Required work: Copy every line that holds "Consumption".

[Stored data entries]
============

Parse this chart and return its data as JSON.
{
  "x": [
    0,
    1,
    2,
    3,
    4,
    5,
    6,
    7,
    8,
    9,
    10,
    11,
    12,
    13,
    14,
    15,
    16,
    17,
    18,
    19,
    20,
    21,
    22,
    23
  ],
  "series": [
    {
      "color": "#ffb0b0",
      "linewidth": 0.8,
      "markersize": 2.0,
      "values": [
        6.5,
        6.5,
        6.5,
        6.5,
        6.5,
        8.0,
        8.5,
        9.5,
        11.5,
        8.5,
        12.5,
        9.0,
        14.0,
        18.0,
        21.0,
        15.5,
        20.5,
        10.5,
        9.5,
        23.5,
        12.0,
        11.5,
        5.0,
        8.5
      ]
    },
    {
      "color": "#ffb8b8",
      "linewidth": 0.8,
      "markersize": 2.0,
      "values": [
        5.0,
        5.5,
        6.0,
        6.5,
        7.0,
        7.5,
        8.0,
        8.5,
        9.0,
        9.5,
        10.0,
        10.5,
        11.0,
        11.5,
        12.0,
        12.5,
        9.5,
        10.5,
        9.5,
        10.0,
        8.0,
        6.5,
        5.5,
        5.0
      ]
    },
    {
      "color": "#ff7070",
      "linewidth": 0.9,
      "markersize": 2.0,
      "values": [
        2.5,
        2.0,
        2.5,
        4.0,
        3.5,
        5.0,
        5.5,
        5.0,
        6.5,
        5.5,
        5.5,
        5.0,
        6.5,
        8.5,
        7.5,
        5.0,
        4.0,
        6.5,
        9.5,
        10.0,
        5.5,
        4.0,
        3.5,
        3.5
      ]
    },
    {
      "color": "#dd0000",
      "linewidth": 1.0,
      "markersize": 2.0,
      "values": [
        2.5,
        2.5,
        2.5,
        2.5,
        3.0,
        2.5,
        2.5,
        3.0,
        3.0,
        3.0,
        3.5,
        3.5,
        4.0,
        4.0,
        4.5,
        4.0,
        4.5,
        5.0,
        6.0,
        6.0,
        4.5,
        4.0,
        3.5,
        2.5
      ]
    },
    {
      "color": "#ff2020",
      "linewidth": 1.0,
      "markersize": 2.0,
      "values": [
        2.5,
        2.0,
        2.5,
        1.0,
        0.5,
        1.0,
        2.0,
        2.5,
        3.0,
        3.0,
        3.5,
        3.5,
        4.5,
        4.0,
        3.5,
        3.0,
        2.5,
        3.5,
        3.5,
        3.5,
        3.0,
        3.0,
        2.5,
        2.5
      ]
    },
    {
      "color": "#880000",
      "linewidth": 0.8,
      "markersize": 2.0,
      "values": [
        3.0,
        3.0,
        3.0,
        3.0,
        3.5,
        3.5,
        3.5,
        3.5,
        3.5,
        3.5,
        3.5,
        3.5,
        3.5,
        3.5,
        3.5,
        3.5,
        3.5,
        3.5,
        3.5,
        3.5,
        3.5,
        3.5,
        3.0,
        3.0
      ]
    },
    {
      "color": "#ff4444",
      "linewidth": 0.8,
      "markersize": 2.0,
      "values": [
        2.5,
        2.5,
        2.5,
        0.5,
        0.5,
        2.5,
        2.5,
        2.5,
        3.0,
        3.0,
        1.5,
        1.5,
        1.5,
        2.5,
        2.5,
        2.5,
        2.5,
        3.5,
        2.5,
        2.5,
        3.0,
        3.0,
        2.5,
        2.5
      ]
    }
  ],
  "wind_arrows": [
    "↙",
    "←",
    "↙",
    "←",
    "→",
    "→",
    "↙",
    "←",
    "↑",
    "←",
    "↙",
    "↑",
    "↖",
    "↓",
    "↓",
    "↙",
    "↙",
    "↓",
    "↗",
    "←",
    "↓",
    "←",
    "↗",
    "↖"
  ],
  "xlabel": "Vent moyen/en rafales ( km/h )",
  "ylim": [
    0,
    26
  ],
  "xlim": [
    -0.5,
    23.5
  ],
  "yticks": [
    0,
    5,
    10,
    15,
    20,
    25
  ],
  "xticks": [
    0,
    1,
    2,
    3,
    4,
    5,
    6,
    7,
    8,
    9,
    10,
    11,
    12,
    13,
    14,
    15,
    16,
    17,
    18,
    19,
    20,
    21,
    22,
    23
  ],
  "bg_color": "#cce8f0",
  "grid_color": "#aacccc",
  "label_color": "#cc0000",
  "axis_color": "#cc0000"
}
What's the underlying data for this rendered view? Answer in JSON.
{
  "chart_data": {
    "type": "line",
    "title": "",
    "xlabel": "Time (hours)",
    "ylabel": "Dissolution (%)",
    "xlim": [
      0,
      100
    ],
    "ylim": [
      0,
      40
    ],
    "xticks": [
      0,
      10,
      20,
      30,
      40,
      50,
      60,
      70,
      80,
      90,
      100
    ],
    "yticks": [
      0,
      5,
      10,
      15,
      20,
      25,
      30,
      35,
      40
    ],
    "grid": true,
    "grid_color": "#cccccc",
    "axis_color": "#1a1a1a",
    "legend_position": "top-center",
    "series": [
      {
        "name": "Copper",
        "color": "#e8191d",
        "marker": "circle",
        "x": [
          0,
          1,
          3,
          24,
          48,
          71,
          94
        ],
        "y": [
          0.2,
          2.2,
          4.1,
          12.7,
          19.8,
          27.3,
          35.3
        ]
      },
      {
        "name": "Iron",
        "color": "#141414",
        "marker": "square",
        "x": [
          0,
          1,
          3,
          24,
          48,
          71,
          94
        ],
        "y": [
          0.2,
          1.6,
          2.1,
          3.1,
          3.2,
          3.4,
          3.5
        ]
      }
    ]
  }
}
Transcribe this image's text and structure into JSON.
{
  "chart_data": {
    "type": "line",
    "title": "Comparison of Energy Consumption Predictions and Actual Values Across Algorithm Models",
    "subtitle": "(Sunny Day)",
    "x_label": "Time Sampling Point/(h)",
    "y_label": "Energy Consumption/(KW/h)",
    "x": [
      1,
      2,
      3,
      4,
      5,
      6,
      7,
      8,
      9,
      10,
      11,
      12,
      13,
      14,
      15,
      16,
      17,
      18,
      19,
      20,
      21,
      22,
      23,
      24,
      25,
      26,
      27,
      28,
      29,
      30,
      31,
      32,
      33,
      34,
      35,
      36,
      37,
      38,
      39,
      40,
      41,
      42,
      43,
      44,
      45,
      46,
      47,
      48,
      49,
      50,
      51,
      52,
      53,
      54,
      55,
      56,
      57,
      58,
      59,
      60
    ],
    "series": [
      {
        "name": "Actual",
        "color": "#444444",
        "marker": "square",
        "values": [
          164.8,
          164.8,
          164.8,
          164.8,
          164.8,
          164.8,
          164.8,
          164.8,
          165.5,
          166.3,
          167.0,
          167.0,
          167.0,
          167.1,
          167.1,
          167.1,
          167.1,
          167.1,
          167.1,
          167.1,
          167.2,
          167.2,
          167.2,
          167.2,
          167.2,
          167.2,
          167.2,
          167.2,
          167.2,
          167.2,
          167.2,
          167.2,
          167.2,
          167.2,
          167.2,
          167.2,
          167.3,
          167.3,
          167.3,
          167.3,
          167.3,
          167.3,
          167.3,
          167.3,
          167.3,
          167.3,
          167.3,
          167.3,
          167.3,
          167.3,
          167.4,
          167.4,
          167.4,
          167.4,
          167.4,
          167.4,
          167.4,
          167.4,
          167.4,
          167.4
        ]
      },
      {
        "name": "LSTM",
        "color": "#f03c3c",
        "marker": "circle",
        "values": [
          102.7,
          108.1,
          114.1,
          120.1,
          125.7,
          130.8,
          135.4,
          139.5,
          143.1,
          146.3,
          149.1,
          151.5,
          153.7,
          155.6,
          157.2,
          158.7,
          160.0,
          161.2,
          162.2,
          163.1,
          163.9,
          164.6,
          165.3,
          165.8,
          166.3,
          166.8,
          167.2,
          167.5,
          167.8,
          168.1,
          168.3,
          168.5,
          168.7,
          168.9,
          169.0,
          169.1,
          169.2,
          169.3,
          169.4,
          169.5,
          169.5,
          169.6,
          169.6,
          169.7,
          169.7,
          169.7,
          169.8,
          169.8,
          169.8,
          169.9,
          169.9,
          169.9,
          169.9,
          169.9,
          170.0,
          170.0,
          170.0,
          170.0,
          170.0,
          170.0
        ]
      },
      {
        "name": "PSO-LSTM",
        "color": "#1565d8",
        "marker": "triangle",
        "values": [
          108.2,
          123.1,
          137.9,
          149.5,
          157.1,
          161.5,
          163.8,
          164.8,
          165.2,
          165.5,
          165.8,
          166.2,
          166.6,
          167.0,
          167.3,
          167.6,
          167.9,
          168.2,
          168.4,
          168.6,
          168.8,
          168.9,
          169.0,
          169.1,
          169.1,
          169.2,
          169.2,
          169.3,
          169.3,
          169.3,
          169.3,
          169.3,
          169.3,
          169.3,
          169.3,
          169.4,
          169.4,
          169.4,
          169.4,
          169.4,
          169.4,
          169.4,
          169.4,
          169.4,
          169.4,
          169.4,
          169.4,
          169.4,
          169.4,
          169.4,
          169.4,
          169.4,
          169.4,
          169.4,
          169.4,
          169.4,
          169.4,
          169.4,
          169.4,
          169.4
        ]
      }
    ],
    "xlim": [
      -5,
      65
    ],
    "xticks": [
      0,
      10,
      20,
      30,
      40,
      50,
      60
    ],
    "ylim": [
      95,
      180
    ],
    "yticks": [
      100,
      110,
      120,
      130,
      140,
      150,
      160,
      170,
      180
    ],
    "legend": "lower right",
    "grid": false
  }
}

============

Response to the exercise:
    "title": "Comparison of Energy Consumption Predictions and Actual Values Across Algorithm Models",
    "y_label": "Energy Consumption/(KW/h)",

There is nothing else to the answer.